*Exercise text*

Year 1308 (MCCCVIII) was a leap year starting on Monday (link will display the full calendar) of the Julian calendar.

Events 
 
 By place  

 Europe 
 November 13 – The Teutonic Knights capture Gdańsk by treachery – while a Brandenburger force of 100 knights and 200 followers led by Heinrich von Plötzke and Günther von Schwarzburg, disputed king of Germany, lay siege to the city. The garrison of Gdańsk castle is too weak to defend itself against the Brandenburgers. Meanwhile, Władysław I Łokietek (Elbow-High), Polish ruler of Gdańsk Pomerania, is unable to send reinforcements. The citizens call upon the Teutonic Knights for military help and offer to pay their costs. The arrival of the knights, lead the Brandenburgers to beat a hasty retreat. In an act of supreme treachery, the Teutonic Knights attack the city they have come to save. The houses of both Polish and German are burnt and destroyed. Many people are slaughtered without mercy, including women and children who have sought sanctuary in churches. Within a year, the German Crusaders occupy the whole of Eastern Pomerania and consolidate their power at the Baltic Sea.
 November 27
 Henry VII, count of Luxemburg, is elected new emperor of the Holy Roman Empire at Frankfurt. Due to the support of his brother Baldwin, archbishop of Trier – who wins over most of the electors, in exchange for some substantial concessions. The only elector who does not support him is Henry of Bohemia.
 Hungarian nobles elect the 20-year-old Charles Robert as king of Hungary and Croatia in Pest. He becomes Charles I, but his rule remains nominal in most parts of the realm after he is crowned. 
 December – Władysław I Łokietek (Elbow-High) imprisons Jan Muskata, bishop of Kraków. In response, Polish and German citizens revolted against his rule in Kraków (as in all Poland's cities at this time). Władysław in a delicate position responds with force and arrests the revolt's leaders. He ties them to horses and drags them through the city streets.

*Problem requirements*
According to the text on the year 1308, which elector did not support Henry VII in the imperial election at Frankfurt?

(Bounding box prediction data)
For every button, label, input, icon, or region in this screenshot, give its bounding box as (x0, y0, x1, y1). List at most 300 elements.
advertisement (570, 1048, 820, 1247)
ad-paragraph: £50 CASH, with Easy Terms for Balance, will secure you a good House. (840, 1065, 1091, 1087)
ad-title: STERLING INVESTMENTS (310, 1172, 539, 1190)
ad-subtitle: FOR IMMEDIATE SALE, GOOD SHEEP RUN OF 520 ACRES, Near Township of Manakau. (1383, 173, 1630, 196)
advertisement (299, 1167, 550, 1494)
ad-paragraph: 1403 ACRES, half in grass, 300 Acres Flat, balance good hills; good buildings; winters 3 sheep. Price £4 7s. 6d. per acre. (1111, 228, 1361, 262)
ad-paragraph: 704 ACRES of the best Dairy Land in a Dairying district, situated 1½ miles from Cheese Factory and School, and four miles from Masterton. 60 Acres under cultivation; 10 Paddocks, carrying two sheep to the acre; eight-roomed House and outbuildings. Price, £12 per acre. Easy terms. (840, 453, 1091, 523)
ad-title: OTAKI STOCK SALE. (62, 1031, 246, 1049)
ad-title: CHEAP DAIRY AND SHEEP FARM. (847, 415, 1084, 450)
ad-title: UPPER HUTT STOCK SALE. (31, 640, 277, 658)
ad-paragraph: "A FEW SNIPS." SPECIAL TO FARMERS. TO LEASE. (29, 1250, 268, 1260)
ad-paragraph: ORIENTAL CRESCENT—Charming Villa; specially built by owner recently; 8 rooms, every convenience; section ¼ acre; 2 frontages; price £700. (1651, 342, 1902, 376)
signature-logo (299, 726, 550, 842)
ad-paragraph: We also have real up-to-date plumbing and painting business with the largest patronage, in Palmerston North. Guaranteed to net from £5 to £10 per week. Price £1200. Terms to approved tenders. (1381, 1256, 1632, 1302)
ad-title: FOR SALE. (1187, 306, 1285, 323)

*Expected answer*
Henry of Bohemia